DATA FOR PROCESSING
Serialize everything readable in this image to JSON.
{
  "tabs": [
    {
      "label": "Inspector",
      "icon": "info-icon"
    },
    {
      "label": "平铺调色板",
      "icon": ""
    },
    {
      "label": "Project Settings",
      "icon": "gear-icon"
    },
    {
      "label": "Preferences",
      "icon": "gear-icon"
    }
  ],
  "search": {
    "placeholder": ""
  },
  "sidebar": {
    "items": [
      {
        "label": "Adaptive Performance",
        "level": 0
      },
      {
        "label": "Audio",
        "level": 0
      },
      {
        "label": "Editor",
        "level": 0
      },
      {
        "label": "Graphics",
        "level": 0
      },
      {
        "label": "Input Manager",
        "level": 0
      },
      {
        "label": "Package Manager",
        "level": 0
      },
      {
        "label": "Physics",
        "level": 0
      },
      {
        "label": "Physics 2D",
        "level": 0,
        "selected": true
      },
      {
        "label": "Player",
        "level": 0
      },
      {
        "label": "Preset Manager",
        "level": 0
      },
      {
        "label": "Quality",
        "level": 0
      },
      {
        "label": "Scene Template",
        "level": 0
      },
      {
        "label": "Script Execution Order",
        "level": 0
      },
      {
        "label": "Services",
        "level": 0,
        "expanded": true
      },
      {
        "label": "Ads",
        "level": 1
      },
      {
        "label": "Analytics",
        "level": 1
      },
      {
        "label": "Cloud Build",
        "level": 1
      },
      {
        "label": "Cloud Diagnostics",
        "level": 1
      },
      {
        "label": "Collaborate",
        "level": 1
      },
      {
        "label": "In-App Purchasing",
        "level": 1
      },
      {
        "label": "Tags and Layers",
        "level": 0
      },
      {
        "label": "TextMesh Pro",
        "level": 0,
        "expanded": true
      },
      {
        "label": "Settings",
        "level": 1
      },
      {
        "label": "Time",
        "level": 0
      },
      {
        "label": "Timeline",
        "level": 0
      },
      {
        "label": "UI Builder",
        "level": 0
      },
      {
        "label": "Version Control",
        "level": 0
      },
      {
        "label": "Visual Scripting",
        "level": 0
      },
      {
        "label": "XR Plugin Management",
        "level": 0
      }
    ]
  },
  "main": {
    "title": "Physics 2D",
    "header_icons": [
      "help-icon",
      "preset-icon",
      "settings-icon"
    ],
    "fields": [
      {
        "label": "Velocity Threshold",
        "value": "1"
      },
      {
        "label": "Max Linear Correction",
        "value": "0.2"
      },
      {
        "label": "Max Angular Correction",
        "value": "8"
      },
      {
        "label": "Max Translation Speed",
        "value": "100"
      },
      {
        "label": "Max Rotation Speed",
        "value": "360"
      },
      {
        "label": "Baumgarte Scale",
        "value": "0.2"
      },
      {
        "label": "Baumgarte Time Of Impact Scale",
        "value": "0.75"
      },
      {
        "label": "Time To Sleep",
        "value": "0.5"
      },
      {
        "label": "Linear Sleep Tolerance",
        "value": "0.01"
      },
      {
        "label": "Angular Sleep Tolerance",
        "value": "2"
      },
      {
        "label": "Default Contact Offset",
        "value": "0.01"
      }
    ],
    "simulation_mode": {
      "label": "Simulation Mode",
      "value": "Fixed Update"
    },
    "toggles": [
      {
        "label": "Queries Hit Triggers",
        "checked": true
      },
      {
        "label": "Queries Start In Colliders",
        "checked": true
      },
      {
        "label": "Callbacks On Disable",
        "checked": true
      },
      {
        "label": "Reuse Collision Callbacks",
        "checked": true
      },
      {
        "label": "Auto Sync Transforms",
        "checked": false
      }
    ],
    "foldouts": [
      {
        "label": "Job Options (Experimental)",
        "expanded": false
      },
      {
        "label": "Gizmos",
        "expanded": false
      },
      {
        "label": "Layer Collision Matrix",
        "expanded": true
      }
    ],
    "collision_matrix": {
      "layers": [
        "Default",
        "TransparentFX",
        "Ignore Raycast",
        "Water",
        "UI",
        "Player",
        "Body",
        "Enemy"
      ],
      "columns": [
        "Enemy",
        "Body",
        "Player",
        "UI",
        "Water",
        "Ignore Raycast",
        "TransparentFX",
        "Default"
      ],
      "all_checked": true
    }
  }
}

YOUR OBJECTIVE
Give nothing but the number of lines containing the string "Baumgarte".

OUTPUT FOR THIS EXERCISE
2